WRITTEN INSTRUCTION >>
Say how many lines in the records include the string "type", adding no other words.

RECORDS SHOWN >>
..........

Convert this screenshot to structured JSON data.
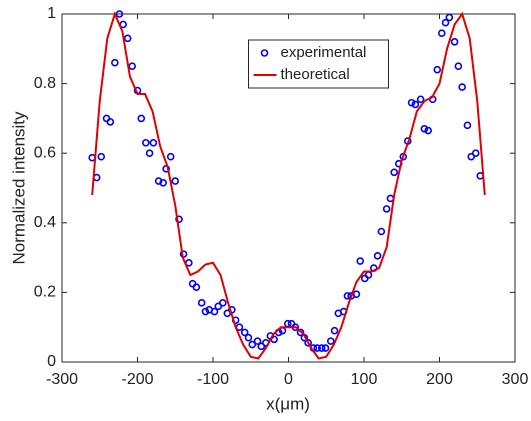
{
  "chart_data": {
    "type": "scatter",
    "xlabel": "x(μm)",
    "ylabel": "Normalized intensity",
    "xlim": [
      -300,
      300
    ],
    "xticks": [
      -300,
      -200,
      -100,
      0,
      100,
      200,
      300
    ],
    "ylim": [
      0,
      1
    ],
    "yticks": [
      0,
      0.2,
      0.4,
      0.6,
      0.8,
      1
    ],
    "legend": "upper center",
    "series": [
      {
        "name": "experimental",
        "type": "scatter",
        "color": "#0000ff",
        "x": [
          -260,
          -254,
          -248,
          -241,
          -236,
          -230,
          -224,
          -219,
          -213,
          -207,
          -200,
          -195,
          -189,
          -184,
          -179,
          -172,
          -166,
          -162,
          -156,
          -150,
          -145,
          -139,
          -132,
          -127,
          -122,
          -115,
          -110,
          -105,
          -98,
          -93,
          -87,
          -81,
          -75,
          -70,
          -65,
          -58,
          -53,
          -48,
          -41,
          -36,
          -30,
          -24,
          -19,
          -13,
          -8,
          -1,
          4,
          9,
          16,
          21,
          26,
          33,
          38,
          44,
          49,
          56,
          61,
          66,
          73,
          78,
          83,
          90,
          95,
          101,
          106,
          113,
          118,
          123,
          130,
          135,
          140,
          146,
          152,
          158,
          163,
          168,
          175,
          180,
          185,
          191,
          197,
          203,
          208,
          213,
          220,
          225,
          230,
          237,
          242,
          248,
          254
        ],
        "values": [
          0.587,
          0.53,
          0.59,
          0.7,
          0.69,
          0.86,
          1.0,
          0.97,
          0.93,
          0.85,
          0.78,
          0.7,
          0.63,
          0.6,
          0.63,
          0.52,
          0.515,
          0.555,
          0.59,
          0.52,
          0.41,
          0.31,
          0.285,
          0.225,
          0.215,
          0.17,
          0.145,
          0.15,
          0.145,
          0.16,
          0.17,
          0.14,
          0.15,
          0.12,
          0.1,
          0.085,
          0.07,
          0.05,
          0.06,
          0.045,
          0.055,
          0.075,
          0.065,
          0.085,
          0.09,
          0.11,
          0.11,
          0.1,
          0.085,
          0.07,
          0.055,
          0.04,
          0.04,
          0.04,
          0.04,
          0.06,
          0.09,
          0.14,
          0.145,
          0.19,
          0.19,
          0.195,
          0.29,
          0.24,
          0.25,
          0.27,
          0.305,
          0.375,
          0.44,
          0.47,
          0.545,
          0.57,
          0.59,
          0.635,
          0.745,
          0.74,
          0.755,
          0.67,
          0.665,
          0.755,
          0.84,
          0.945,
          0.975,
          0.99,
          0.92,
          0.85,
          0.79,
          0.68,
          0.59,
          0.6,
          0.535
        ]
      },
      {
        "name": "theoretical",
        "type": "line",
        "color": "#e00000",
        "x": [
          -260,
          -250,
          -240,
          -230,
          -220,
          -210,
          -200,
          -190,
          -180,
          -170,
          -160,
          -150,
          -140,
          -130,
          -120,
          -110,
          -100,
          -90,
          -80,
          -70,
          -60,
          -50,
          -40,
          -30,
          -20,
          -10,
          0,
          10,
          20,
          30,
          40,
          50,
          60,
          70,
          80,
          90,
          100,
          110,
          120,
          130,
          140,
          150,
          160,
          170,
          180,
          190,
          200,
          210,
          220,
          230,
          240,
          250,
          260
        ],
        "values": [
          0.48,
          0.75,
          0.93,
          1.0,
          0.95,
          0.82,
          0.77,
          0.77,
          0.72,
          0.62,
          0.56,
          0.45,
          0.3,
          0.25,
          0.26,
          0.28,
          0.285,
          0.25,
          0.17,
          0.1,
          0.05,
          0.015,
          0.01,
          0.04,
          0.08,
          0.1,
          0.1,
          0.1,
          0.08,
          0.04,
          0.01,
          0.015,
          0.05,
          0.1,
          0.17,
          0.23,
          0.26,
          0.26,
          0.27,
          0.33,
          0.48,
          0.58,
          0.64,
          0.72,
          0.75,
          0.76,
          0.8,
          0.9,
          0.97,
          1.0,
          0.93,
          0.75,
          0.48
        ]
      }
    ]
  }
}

..........

SOLUTION TO THE PROBLEM >>
3